§ Records shown

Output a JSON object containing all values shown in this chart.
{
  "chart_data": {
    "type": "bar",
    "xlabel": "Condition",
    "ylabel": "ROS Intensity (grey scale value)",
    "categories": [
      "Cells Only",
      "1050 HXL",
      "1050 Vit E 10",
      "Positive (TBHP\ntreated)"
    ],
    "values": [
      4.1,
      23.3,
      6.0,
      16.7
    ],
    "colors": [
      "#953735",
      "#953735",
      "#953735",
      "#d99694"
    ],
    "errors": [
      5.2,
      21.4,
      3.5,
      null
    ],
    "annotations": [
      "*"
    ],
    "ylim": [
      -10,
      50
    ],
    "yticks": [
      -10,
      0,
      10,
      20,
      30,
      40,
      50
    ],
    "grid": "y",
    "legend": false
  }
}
==
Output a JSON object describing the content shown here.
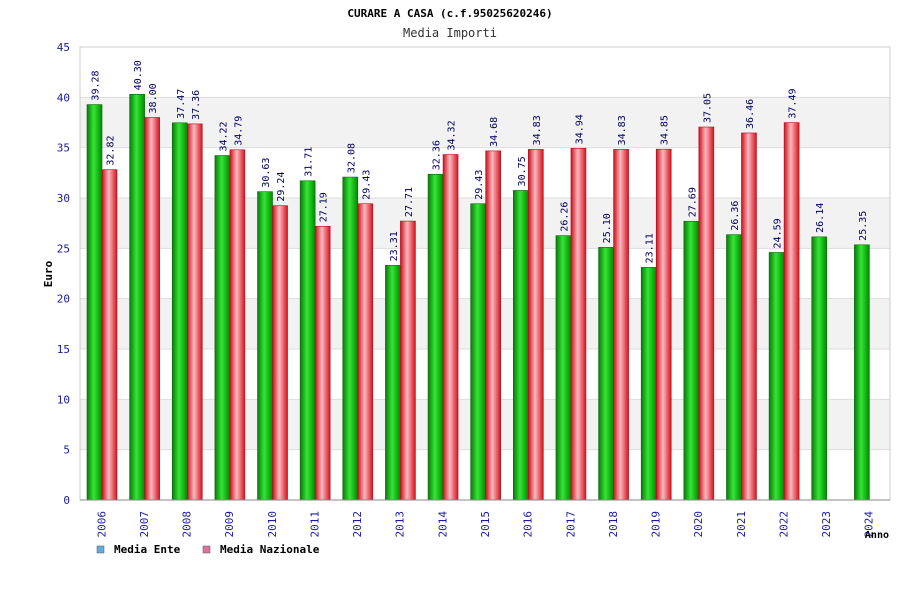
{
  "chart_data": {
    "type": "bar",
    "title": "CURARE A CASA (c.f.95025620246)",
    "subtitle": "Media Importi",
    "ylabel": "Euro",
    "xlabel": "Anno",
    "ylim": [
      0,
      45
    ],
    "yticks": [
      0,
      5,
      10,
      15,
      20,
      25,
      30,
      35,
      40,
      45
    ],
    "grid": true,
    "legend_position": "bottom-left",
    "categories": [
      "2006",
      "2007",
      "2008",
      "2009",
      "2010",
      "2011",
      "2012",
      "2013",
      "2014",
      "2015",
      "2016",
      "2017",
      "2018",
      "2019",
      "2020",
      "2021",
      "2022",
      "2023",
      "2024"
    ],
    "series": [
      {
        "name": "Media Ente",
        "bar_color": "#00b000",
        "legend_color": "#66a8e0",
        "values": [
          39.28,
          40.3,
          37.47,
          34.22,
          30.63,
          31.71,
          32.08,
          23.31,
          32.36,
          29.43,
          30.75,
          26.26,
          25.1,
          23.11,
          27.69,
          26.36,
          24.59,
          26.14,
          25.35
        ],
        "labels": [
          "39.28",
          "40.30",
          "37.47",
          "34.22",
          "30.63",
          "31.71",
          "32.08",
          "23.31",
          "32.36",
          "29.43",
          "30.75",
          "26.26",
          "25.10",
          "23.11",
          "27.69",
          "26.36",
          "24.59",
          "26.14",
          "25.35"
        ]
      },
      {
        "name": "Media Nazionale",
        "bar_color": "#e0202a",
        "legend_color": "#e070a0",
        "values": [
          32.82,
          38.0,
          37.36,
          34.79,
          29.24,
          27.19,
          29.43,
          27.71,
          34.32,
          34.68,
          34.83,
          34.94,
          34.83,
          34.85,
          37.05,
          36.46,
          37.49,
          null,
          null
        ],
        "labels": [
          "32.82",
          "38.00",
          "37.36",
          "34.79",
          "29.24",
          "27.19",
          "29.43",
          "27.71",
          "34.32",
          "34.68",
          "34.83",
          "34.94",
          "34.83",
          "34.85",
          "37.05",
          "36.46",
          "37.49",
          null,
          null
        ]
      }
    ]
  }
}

§ Short exercise
Only lines with "values" are wanted here; list each of them.

§ Output of the task
Output a JSON object containing all values shown in this chart.
    "values": [
        "values": [
        "values": [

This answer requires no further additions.